## PROBLEM STATEMENT
Write out the full set of records below exactly.

____

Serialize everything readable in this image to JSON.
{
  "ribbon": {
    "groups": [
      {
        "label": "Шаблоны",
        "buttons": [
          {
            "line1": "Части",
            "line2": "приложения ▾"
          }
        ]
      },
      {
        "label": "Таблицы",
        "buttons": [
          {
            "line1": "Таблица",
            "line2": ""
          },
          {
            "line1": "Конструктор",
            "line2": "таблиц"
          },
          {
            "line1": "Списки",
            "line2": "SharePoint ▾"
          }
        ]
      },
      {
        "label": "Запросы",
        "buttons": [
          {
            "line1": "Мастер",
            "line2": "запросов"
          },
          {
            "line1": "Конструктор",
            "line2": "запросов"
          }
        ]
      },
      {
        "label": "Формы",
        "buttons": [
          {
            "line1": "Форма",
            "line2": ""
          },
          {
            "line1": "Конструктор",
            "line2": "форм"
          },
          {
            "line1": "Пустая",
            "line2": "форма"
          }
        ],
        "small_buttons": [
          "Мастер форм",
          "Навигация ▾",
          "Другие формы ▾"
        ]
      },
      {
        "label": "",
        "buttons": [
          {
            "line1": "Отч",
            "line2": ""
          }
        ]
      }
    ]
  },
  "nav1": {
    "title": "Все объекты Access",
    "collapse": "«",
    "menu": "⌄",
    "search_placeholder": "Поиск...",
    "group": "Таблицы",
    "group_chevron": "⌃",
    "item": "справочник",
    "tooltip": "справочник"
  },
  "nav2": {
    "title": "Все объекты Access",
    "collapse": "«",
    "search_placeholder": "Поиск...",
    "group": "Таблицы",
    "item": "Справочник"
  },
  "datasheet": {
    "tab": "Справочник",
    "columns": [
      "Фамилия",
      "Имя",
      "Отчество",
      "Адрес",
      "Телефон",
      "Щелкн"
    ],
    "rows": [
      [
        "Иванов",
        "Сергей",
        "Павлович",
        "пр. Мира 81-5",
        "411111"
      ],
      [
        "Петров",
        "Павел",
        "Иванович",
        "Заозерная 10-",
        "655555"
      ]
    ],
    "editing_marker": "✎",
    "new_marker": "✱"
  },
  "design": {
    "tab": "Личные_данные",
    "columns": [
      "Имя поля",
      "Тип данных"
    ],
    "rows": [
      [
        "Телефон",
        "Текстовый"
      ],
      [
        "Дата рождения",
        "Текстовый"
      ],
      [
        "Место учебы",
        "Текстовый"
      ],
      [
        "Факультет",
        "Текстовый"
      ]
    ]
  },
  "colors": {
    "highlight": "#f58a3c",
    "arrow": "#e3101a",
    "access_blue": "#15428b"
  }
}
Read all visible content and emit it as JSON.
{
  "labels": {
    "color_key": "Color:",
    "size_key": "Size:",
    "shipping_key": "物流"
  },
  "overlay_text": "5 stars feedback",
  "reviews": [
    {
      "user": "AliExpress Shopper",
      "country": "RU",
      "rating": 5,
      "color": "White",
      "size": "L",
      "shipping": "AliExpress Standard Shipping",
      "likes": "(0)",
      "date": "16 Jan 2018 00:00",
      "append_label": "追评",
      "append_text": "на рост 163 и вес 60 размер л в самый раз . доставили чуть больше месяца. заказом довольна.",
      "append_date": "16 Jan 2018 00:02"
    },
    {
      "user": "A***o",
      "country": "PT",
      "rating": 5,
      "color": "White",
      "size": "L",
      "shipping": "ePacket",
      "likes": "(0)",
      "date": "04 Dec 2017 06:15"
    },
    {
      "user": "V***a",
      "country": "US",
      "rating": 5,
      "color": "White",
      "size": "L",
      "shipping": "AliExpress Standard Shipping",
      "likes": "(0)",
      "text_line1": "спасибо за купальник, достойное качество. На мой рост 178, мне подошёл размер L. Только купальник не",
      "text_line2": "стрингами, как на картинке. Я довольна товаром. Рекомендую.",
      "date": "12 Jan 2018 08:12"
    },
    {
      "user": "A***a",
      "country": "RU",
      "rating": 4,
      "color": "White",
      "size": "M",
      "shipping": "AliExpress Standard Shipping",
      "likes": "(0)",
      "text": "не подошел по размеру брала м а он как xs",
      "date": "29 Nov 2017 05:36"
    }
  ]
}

____

## EXPECTED ANSWER
Serialize everything readable in this image to JSON.
{
  "ribbon": {
    "groups": [
      {
        "label": "Шаблоны",
        "buttons": [
          {
            "line1": "Части",
            "line2": "приложения ▾"
          }
        ]
      },
      {
        "label": "Таблицы",
        "buttons": [
          {
            "line1": "Таблица",
            "line2": ""
          },
          {
            "line1": "Конструктор",
            "line2": "таблиц"
          },
          {
            "line1": "Списки",
            "line2": "SharePoint ▾"
          }
        ]
      },
      {
        "label": "Запросы",
        "buttons": [
          {
            "line1": "Мастер",
            "line2": "запросов"
          },
          {
            "line1": "Конструктор",
            "line2": "запросов"
          }
        ]
      },
      {
        "label": "Формы",
        "buttons": [
          {
            "line1": "Форма",
            "line2": ""
          },
          {
            "line1": "Конструктор",
            "line2": "форм"
          },
          {
            "line1": "Пустая",
            "line2": "форма"
          }
        ],
        "small_buttons": [
          "Мастер форм",
          "Навигация ▾",
          "Другие формы ▾"
        ]
      },
      {
        "label": "",
        "buttons": [
          {
            "line1": "Отч",
            "line2": ""
          }
        ]
      }
    ]
  },
  "nav1": {
    "title": "Все объекты Access",
    "collapse": "«",
    "menu": "⌄",
    "search_placeholder": "Поиск...",
    "group": "Таблицы",
    "group_chevron": "⌃",
    "item": "справочник",
    "tooltip": "справочник"
  },
  "nav2": {
    "title": "Все объекты Access",
    "collapse": "«",
    "search_placeholder": "Поиск...",
    "group": "Таблицы",
    "item": "Справочник"
  },
  "datasheet": {
    "tab": "Справочник",
    "columns": [
      "Фамилия",
      "Имя",
      "Отчество",
      "Адрес",
      "Телефон",
      "Щелкн"
    ],
    "rows": [
      [
        "Иванов",
        "Сергей",
        "Павлович",
        "пр. Мира 81-5",
        "411111"
      ],
      [
        "Петров",
        "Павел",
        "Иванович",
        "Заозерная 10-",
        "655555"
      ]
    ],
    "editing_marker": "✎",
    "new_marker": "✱"
  },
  "design": {
    "tab": "Личные_данные",
    "columns": [
      "Имя поля",
      "Тип данных"
    ],
    "rows": [
      [
        "Телефон",
        "Текстовый"
      ],
      [
        "Дата рождения",
        "Текстовый"
      ],
      [
        "Место учебы",
        "Текстовый"
      ],
      [
        "Факультет",
        "Текстовый"
      ]
    ]
  },
  "colors": {
    "highlight": "#f58a3c",
    "arrow": "#e3101a",
    "access_blue": "#15428b"
  }
}
Read all visible content and emit it as JSON.
{
  "labels": {
    "color_key": "Color:",
    "size_key": "Size:",
    "shipping_key": "物流"
  },
  "overlay_text": "5 stars feedback",
  "reviews": [
    {
      "user": "AliExpress Shopper",
      "country": "RU",
      "rating": 5,
      "color": "White",
      "size": "L",
      "shipping": "AliExpress Standard Shipping",
      "likes": "(0)",
      "date": "16 Jan 2018 00:00",
      "append_label": "追评",
      "append_text": "на рост 163 и вес 60 размер л в самый раз . доставили чуть больше месяца. заказом довольна.",
      "append_date": "16 Jan 2018 00:02"
    },
    {
      "user": "A***o",
      "country": "PT",
      "rating": 5,
      "color": "White",
      "size": "L",
      "shipping": "ePacket",
      "likes": "(0)",
      "date": "04 Dec 2017 06:15"
    },
    {
      "user": "V***a",
      "country": "US",
      "rating": 5,
      "color": "White",
      "size": "L",
      "shipping": "AliExpress Standard Shipping",
      "likes": "(0)",
      "text_line1": "спасибо за купальник, достойное качество. На мой рост 178, мне подошёл размер L. Только купальник не",
      "text_line2": "стрингами, как на картинке. Я довольна товаром. Рекомендую.",
      "date": "12 Jan 2018 08:12"
    },
    {
      "user": "A***a",
      "country": "RU",
      "rating": 4,
      "color": "White",
      "size": "M",
      "shipping": "AliExpress Standard Shipping",
      "likes": "(0)",
      "text": "не подошел по размеру брала м а он как xs",
      "date": "29 Nov 2017 05:36"
    }
  ]
}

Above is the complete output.